# Start of EXERCISE INPUTS

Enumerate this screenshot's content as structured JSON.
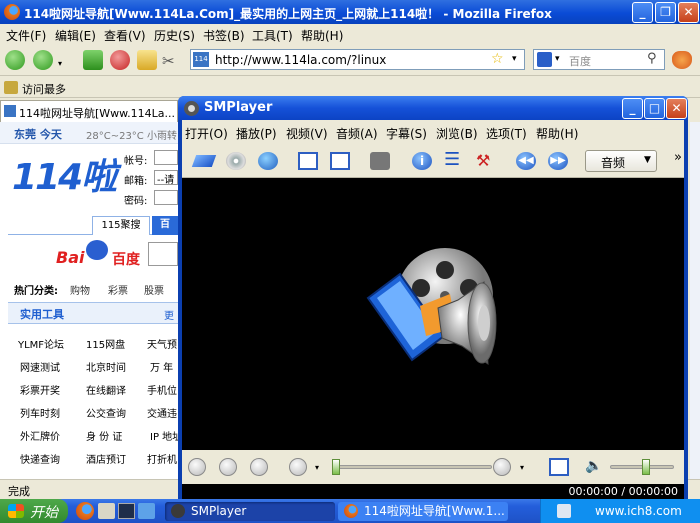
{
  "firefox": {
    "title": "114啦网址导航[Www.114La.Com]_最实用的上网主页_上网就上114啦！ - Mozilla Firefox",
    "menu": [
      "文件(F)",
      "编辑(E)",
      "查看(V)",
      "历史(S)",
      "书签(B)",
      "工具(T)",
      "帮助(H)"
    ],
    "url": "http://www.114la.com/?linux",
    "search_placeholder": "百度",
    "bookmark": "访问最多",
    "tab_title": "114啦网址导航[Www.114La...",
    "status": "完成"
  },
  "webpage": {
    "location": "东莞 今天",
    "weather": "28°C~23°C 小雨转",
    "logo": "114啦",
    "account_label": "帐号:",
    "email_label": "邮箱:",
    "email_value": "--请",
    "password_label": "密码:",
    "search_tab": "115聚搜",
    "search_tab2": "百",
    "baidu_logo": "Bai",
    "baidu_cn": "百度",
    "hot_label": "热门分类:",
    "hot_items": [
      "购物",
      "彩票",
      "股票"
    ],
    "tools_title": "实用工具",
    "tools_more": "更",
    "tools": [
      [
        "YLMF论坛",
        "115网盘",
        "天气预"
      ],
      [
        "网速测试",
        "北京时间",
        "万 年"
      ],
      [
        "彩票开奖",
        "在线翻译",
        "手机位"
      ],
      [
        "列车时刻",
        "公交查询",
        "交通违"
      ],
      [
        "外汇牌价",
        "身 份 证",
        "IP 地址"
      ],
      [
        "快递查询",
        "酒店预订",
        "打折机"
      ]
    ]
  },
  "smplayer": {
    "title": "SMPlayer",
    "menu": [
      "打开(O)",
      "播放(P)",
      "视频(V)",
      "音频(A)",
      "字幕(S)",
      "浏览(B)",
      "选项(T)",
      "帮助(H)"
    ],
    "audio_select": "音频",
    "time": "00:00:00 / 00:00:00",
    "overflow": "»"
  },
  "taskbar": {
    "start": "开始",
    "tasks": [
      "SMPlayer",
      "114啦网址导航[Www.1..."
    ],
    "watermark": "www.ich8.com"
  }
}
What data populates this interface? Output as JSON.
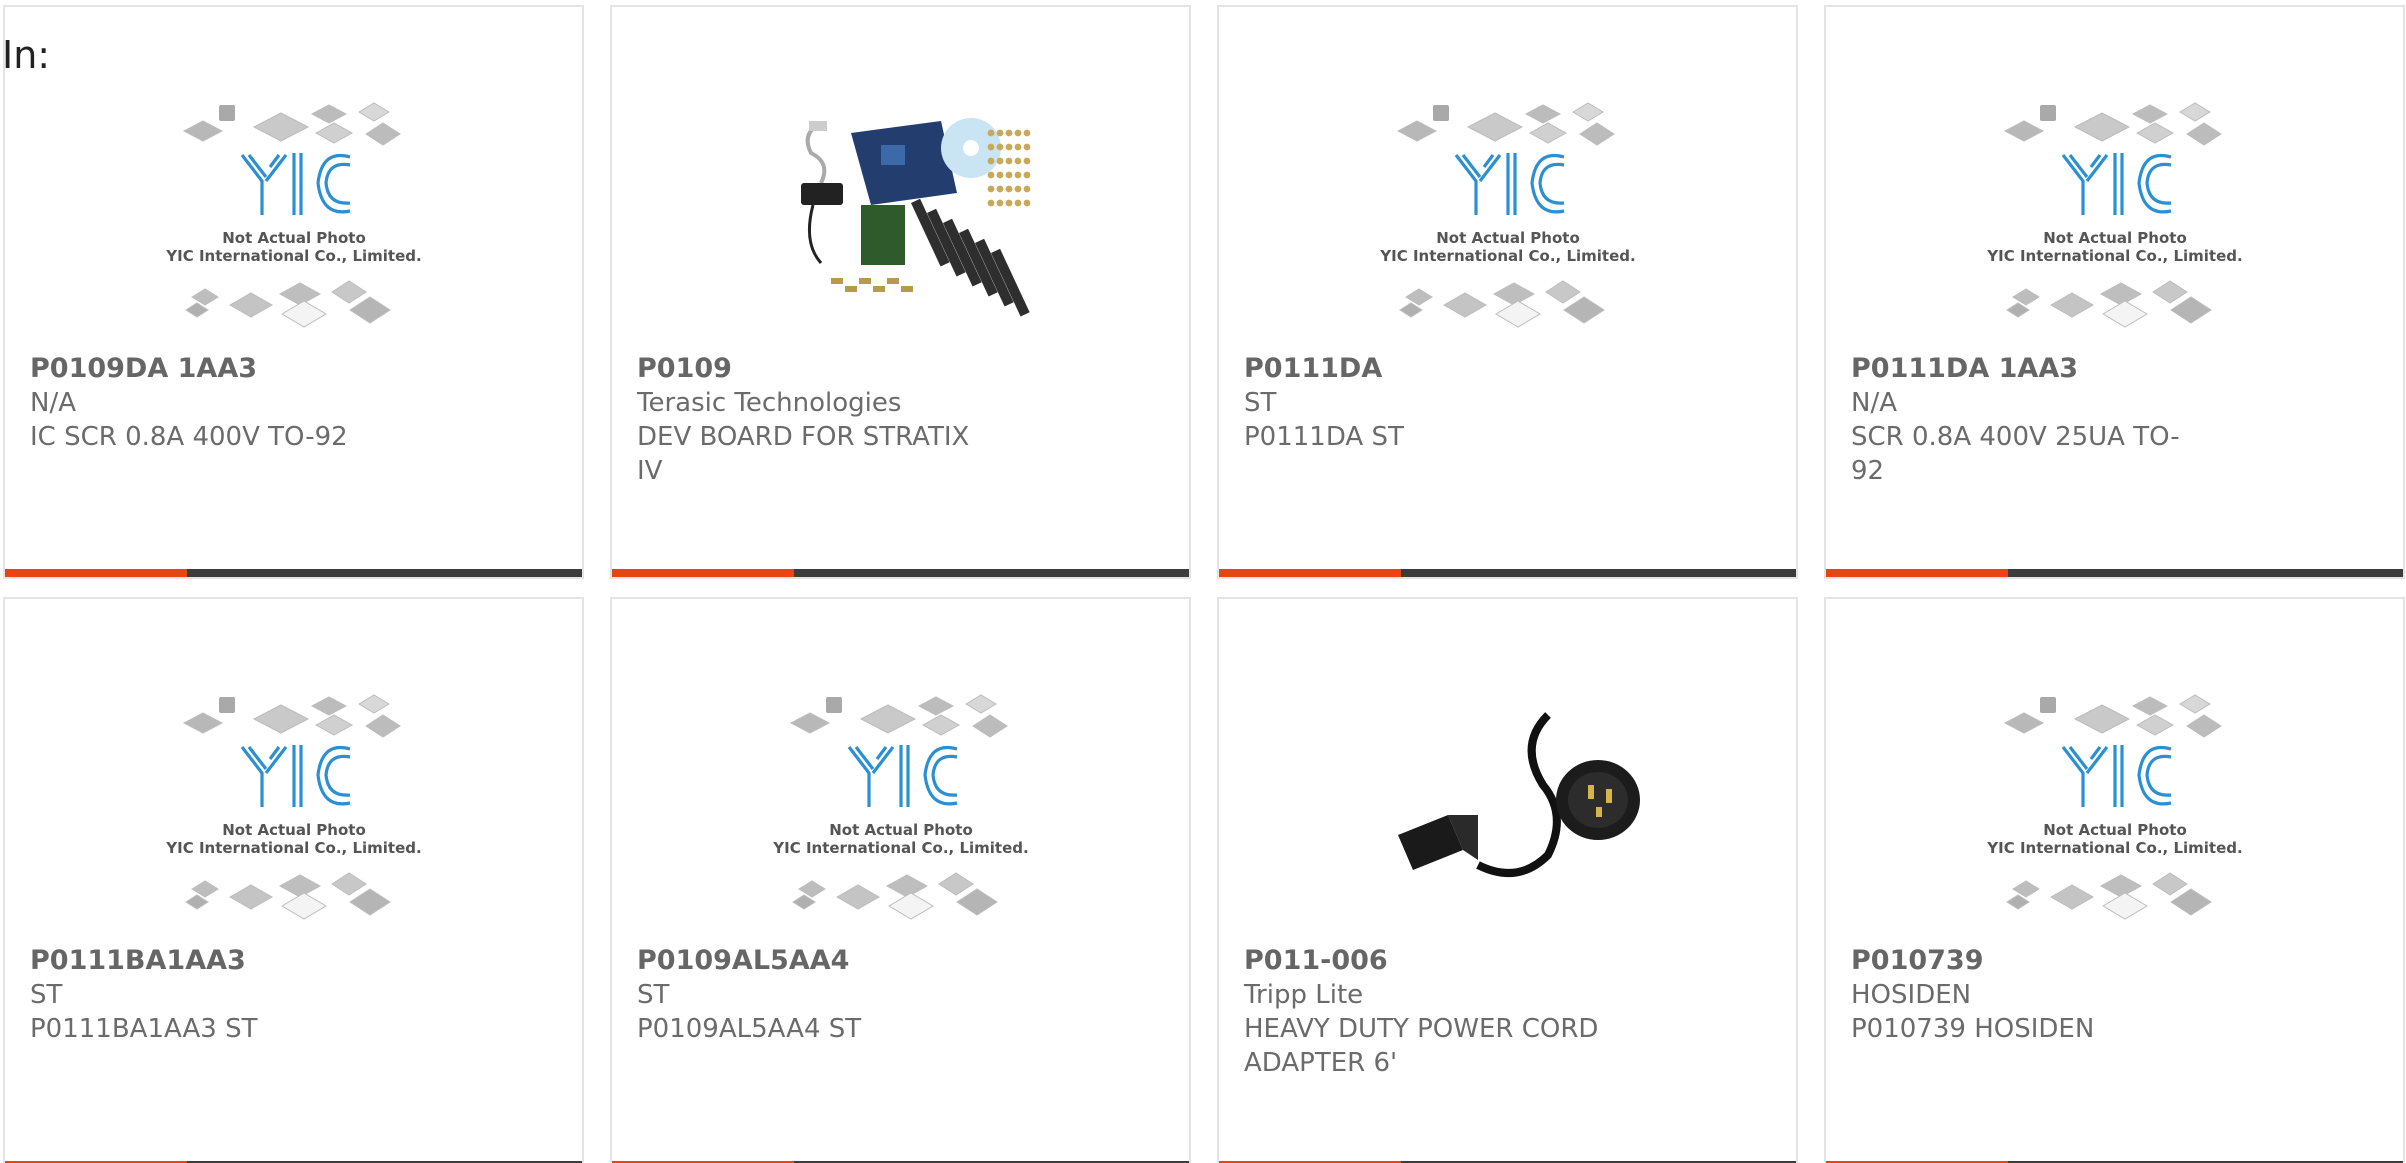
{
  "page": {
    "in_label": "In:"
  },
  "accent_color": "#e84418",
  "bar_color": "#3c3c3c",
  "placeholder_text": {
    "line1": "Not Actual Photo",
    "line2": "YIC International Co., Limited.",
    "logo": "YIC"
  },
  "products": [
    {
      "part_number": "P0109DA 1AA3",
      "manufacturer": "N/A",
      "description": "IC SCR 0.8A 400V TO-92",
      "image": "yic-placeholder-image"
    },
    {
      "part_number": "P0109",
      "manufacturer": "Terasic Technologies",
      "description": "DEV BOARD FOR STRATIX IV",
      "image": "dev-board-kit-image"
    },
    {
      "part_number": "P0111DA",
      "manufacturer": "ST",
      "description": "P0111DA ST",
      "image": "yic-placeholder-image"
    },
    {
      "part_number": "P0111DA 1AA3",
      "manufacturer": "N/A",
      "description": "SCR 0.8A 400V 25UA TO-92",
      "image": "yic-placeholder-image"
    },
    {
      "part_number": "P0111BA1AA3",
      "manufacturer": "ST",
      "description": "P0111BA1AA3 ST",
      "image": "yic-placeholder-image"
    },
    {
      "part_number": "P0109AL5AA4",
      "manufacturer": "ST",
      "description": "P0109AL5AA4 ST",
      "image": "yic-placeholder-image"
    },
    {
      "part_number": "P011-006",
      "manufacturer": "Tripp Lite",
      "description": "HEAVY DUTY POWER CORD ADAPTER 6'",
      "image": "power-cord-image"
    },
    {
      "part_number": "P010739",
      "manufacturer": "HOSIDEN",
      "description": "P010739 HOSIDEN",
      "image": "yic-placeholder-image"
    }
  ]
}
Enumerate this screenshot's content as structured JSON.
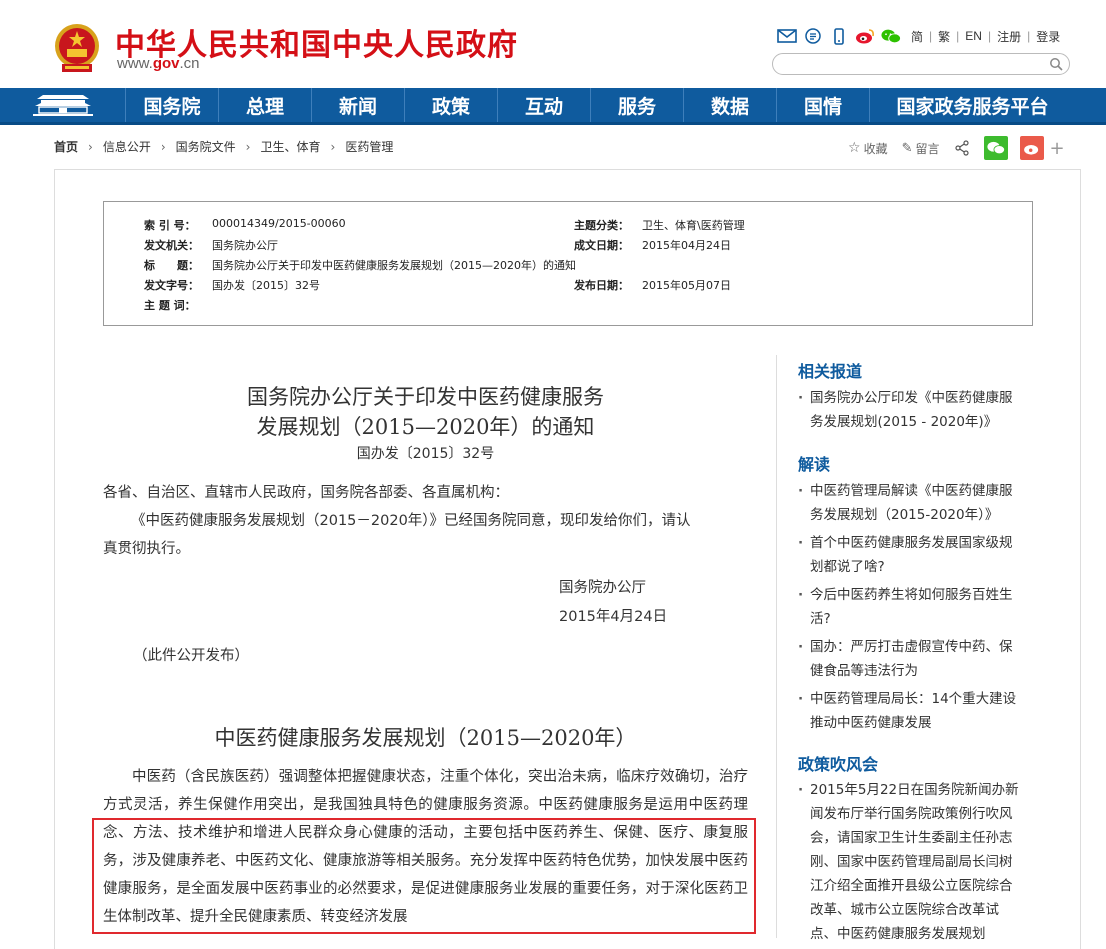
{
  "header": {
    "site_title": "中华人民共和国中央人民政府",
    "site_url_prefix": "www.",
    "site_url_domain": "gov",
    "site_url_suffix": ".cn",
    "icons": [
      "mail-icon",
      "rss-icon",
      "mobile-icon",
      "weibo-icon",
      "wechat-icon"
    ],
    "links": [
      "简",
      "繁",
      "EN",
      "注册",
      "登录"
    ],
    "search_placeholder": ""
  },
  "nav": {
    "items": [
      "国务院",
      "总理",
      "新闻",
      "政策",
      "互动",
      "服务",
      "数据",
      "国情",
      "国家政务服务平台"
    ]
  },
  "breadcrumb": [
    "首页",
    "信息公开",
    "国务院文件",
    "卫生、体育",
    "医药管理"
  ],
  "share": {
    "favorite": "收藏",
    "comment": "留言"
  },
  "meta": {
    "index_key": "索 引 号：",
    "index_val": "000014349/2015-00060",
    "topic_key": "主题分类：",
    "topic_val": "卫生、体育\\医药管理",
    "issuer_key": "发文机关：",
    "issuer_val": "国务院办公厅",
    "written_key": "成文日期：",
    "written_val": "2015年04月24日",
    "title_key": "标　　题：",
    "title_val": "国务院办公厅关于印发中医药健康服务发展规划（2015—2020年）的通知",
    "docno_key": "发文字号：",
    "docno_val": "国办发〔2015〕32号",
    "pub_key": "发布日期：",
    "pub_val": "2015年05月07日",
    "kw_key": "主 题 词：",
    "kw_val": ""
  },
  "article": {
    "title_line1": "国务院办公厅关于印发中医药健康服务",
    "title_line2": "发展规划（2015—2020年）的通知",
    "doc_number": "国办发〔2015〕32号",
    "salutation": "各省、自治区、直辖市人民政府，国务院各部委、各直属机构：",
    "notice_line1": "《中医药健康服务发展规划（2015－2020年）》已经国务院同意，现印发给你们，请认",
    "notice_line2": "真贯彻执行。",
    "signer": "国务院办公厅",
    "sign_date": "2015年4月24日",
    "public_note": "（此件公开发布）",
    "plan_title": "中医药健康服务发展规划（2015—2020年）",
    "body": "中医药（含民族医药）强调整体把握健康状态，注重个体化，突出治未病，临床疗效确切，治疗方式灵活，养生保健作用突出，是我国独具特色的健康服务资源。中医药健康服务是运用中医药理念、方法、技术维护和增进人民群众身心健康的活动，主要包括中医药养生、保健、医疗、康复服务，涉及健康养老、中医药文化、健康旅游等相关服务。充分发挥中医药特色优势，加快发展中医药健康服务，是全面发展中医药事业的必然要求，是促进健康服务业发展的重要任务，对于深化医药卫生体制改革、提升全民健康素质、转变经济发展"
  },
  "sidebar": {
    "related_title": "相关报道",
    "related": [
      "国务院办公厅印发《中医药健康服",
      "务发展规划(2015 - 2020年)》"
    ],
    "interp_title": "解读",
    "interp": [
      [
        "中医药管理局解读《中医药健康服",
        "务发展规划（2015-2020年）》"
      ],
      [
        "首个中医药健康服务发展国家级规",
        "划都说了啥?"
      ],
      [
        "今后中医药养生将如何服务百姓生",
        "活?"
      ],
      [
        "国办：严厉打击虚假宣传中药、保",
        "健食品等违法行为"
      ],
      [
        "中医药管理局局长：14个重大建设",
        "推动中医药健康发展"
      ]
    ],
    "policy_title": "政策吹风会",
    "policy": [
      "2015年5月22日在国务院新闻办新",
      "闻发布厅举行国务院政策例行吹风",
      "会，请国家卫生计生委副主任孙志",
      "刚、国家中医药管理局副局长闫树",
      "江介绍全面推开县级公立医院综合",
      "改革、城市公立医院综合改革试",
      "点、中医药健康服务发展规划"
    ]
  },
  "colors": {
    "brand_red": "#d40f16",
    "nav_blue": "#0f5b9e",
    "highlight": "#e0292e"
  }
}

# End of EXERCISE INPUTS

Retype the listing exactly. Pictures do not belong in the copy.

» **ANSWER TO THIS EXERCISE**
Enumerate this screenshot's content as structured JSON.
{
  "firefox": {
    "title": "114啦网址导航[Www.114La.Com]_最实用的上网主页_上网就上114啦！ - Mozilla Firefox",
    "menu": [
      "文件(F)",
      "编辑(E)",
      "查看(V)",
      "历史(S)",
      "书签(B)",
      "工具(T)",
      "帮助(H)"
    ],
    "url": "http://www.114la.com/?linux",
    "search_placeholder": "百度",
    "bookmark": "访问最多",
    "tab_title": "114啦网址导航[Www.114La...",
    "status": "完成"
  },
  "webpage": {
    "location": "东莞 今天",
    "weather": "28°C~23°C 小雨转",
    "logo": "114啦",
    "account_label": "帐号:",
    "email_label": "邮箱:",
    "email_value": "--请",
    "password_label": "密码:",
    "search_tab": "115聚搜",
    "search_tab2": "百",
    "baidu_logo": "Bai",
    "baidu_cn": "百度",
    "hot_label": "热门分类:",
    "hot_items": [
      "购物",
      "彩票",
      "股票"
    ],
    "tools_title": "实用工具",
    "tools_more": "更",
    "tools": [
      [
        "YLMF论坛",
        "115网盘",
        "天气预"
      ],
      [
        "网速测试",
        "北京时间",
        "万 年"
      ],
      [
        "彩票开奖",
        "在线翻译",
        "手机位"
      ],
      [
        "列车时刻",
        "公交查询",
        "交通违"
      ],
      [
        "外汇牌价",
        "身 份 证",
        "IP 地址"
      ],
      [
        "快递查询",
        "酒店预订",
        "打折机"
      ]
    ]
  },
  "smplayer": {
    "title": "SMPlayer",
    "menu": [
      "打开(O)",
      "播放(P)",
      "视频(V)",
      "音频(A)",
      "字幕(S)",
      "浏览(B)",
      "选项(T)",
      "帮助(H)"
    ],
    "audio_select": "音频",
    "time": "00:00:00 / 00:00:00",
    "overflow": "»"
  },
  "taskbar": {
    "start": "开始",
    "tasks": [
      "SMPlayer",
      "114啦网址导航[Www.1..."
    ],
    "watermark": "www.ich8.com"
  }
}
What data populates this interface? Output as JSON.
{
  "page": {
    "in_label": "In:"
  },
  "accent_color": "#e84418",
  "bar_color": "#3c3c3c",
  "placeholder_text": {
    "line1": "Not Actual Photo",
    "line2": "YIC International Co., Limited.",
    "logo": "YIC"
  },
  "products": [
    {
      "part_number": "P0109DA 1AA3",
      "manufacturer": "N/A",
      "description": "IC SCR 0.8A 400V TO-92",
      "image": "yic-placeholder-image"
    },
    {
      "part_number": "P0109",
      "manufacturer": "Terasic Technologies",
      "description": "DEV BOARD FOR STRATIX IV",
      "image": "dev-board-kit-image"
    },
    {
      "part_number": "P0111DA",
      "manufacturer": "ST",
      "description": "P0111DA ST",
      "image": "yic-placeholder-image"
    },
    {
      "part_number": "P0111DA 1AA3",
      "manufacturer": "N/A",
      "description": "SCR 0.8A 400V 25UA TO-92",
      "image": "yic-placeholder-image"
    },
    {
      "part_number": "P0111BA1AA3",
      "manufacturer": "ST",
      "description": "P0111BA1AA3 ST",
      "image": "yic-placeholder-image"
    },
    {
      "part_number": "P0109AL5AA4",
      "manufacturer": "ST",
      "description": "P0109AL5AA4 ST",
      "image": "yic-placeholder-image"
    },
    {
      "part_number": "P011-006",
      "manufacturer": "Tripp Lite",
      "description": "HEAVY DUTY POWER CORD ADAPTER 6'",
      "image": "power-cord-image"
    },
    {
      "part_number": "P010739",
      "manufacturer": "HOSIDEN",
      "description": "P010739 HOSIDEN",
      "image": "yic-placeholder-image"
    }
  ]
}
Enumerate this screenshot's content as structured JSON.
{
  "header": {
    "site_title": "中华人民共和国中央人民政府",
    "site_url_prefix": "www.",
    "site_url_domain": "gov",
    "site_url_suffix": ".cn",
    "icons": [
      "mail-icon",
      "rss-icon",
      "mobile-icon",
      "weibo-icon",
      "wechat-icon"
    ],
    "links": [
      "简",
      "繁",
      "EN",
      "注册",
      "登录"
    ],
    "search_placeholder": ""
  },
  "nav": {
    "items": [
      "国务院",
      "总理",
      "新闻",
      "政策",
      "互动",
      "服务",
      "数据",
      "国情",
      "国家政务服务平台"
    ]
  },
  "breadcrumb": [
    "首页",
    "信息公开",
    "国务院文件",
    "卫生、体育",
    "医药管理"
  ],
  "share": {
    "favorite": "收藏",
    "comment": "留言"
  },
  "meta": {
    "index_key": "索 引 号：",
    "index_val": "000014349/2015-00060",
    "topic_key": "主题分类：",
    "topic_val": "卫生、体育\\医药管理",
    "issuer_key": "发文机关：",
    "issuer_val": "国务院办公厅",
    "written_key": "成文日期：",
    "written_val": "2015年04月24日",
    "title_key": "标　　题：",
    "title_val": "国务院办公厅关于印发中医药健康服务发展规划（2015—2020年）的通知",
    "docno_key": "发文字号：",
    "docno_val": "国办发〔2015〕32号",
    "pub_key": "发布日期：",
    "pub_val": "2015年05月07日",
    "kw_key": "主 题 词：",
    "kw_val": ""
  },
  "article": {
    "title_line1": "国务院办公厅关于印发中医药健康服务",
    "title_line2": "发展规划（2015—2020年）的通知",
    "doc_number": "国办发〔2015〕32号",
    "salutation": "各省、自治区、直辖市人民政府，国务院各部委、各直属机构：",
    "notice_line1": "《中医药健康服务发展规划（2015－2020年）》已经国务院同意，现印发给你们，请认",
    "notice_line2": "真贯彻执行。",
    "signer": "国务院办公厅",
    "sign_date": "2015年4月24日",
    "public_note": "（此件公开发布）",
    "plan_title": "中医药健康服务发展规划（2015—2020年）",
    "body": "中医药（含民族医药）强调整体把握健康状态，注重个体化，突出治未病，临床疗效确切，治疗方式灵活，养生保健作用突出，是我国独具特色的健康服务资源。中医药健康服务是运用中医药理念、方法、技术维护和增进人民群众身心健康的活动，主要包括中医药养生、保健、医疗、康复服务，涉及健康养老、中医药文化、健康旅游等相关服务。充分发挥中医药特色优势，加快发展中医药健康服务，是全面发展中医药事业的必然要求，是促进健康服务业发展的重要任务，对于深化医药卫生体制改革、提升全民健康素质、转变经济发展"
  },
  "sidebar": {
    "related_title": "相关报道",
    "related": [
      "国务院办公厅印发《中医药健康服",
      "务发展规划(2015 - 2020年)》"
    ],
    "interp_title": "解读",
    "interp": [
      [
        "中医药管理局解读《中医药健康服",
        "务发展规划（2015-2020年）》"
      ],
      [
        "首个中医药健康服务发展国家级规",
        "划都说了啥?"
      ],
      [
        "今后中医药养生将如何服务百姓生",
        "活?"
      ],
      [
        "国办：严厉打击虚假宣传中药、保",
        "健食品等违法行为"
      ],
      [
        "中医药管理局局长：14个重大建设",
        "推动中医药健康发展"
      ]
    ],
    "policy_title": "政策吹风会",
    "policy": [
      "2015年5月22日在国务院新闻办新",
      "闻发布厅举行国务院政策例行吹风",
      "会，请国家卫生计生委副主任孙志",
      "刚、国家中医药管理局副局长闫树",
      "江介绍全面推开县级公立医院综合",
      "改革、城市公立医院综合改革试",
      "点、中医药健康服务发展规划"
    ]
  },
  "colors": {
    "brand_red": "#d40f16",
    "nav_blue": "#0f5b9e",
    "highlight": "#e0292e"
  }
}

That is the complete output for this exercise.